§ Your goal
Lines containing the string "down" are to be counted; report the total by itself.

§ Task material
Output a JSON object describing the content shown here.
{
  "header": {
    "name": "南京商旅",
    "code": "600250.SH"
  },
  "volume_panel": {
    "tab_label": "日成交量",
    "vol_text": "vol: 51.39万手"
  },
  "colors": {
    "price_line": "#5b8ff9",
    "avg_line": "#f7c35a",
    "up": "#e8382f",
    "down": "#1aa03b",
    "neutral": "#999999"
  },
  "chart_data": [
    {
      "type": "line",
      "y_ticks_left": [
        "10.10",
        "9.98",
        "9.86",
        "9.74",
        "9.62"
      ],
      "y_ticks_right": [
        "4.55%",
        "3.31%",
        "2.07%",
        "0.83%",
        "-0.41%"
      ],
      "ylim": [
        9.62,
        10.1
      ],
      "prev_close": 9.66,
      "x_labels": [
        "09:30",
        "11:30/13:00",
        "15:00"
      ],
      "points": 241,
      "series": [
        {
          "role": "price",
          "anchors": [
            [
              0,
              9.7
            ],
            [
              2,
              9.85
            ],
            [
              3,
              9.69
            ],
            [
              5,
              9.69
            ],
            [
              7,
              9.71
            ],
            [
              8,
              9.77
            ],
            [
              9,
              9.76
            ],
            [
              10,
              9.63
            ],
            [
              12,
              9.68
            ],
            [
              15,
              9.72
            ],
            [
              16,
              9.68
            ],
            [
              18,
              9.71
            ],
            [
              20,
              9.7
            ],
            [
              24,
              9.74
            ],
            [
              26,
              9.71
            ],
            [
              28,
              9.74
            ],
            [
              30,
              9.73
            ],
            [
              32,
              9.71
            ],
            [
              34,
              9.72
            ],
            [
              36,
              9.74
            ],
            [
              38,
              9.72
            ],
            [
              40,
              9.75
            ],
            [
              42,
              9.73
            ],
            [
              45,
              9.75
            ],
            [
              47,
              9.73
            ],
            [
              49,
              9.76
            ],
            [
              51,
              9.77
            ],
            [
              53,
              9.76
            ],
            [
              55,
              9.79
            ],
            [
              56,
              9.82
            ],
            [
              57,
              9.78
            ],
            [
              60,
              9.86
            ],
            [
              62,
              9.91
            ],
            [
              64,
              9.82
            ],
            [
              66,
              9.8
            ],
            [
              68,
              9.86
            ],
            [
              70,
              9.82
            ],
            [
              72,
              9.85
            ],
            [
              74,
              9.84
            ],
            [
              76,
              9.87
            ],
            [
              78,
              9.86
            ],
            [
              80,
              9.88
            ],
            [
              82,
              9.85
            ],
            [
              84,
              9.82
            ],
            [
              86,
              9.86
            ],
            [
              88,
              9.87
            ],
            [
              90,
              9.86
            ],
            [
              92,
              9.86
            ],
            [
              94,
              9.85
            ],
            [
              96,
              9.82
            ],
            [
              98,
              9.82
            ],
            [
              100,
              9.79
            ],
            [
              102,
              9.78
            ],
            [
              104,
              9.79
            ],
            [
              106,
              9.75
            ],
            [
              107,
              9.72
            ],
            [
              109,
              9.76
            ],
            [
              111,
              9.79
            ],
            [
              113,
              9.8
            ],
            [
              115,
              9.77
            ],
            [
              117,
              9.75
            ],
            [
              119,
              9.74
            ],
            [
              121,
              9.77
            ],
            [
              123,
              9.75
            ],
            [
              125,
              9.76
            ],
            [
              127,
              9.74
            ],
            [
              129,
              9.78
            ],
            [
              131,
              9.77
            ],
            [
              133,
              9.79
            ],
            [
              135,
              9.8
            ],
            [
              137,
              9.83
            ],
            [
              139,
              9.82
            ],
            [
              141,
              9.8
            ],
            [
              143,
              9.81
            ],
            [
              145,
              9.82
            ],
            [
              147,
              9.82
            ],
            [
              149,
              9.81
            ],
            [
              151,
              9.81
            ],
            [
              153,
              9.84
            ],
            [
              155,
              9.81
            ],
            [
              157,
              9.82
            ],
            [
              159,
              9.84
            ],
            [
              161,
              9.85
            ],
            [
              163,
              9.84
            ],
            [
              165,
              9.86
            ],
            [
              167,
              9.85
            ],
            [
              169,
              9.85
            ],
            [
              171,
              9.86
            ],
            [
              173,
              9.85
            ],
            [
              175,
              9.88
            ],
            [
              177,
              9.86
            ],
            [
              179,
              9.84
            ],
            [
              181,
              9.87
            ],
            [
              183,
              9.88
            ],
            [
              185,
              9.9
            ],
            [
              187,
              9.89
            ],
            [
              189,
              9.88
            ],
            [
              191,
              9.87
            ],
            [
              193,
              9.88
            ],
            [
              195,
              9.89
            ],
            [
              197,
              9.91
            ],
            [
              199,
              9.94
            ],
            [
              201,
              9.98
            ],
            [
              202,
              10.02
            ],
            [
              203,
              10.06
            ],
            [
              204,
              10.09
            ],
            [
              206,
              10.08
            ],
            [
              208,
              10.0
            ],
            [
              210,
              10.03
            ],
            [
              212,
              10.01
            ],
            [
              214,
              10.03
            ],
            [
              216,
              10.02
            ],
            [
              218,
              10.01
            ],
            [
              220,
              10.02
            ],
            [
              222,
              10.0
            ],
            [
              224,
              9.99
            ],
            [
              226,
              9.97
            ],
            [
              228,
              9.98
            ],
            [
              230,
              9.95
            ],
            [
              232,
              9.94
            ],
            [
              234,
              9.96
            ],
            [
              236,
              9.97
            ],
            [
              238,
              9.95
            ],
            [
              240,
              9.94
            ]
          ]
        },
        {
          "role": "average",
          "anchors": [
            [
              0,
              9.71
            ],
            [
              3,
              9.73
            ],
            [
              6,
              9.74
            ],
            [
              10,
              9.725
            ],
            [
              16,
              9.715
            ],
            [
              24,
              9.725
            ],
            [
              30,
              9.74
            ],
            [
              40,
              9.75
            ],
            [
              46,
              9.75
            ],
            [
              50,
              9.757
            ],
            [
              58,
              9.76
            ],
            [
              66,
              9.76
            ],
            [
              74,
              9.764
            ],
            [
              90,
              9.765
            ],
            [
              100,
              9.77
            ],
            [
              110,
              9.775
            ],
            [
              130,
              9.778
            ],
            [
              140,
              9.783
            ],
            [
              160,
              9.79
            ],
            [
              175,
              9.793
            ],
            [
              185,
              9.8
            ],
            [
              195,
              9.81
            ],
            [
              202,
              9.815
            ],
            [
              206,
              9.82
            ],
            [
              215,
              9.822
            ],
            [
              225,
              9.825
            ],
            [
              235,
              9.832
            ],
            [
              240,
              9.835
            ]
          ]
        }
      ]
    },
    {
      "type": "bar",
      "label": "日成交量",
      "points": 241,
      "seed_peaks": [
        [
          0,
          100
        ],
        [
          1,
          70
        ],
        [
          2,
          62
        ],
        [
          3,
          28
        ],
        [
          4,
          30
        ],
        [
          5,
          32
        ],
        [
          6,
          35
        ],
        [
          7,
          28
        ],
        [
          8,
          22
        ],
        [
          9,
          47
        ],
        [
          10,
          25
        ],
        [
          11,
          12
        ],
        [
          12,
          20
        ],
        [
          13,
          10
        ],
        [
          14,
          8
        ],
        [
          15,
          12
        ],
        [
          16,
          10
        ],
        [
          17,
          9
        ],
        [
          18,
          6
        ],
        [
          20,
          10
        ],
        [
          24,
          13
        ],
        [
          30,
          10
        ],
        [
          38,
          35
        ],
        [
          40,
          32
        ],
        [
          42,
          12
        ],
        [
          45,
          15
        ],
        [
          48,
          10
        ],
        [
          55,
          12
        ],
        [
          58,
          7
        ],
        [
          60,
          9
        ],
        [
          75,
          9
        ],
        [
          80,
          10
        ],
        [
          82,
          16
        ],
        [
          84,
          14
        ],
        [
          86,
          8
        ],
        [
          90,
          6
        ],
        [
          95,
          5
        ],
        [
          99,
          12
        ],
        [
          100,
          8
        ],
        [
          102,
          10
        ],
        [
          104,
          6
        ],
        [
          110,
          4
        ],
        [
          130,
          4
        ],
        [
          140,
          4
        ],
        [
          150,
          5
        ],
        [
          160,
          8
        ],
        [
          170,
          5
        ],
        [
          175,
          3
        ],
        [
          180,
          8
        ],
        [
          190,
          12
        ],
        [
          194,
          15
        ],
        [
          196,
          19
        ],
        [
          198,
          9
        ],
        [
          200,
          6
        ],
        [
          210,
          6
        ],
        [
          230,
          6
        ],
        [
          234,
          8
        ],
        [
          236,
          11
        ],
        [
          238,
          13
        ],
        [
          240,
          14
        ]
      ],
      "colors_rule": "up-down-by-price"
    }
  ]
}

§ Exercise response
2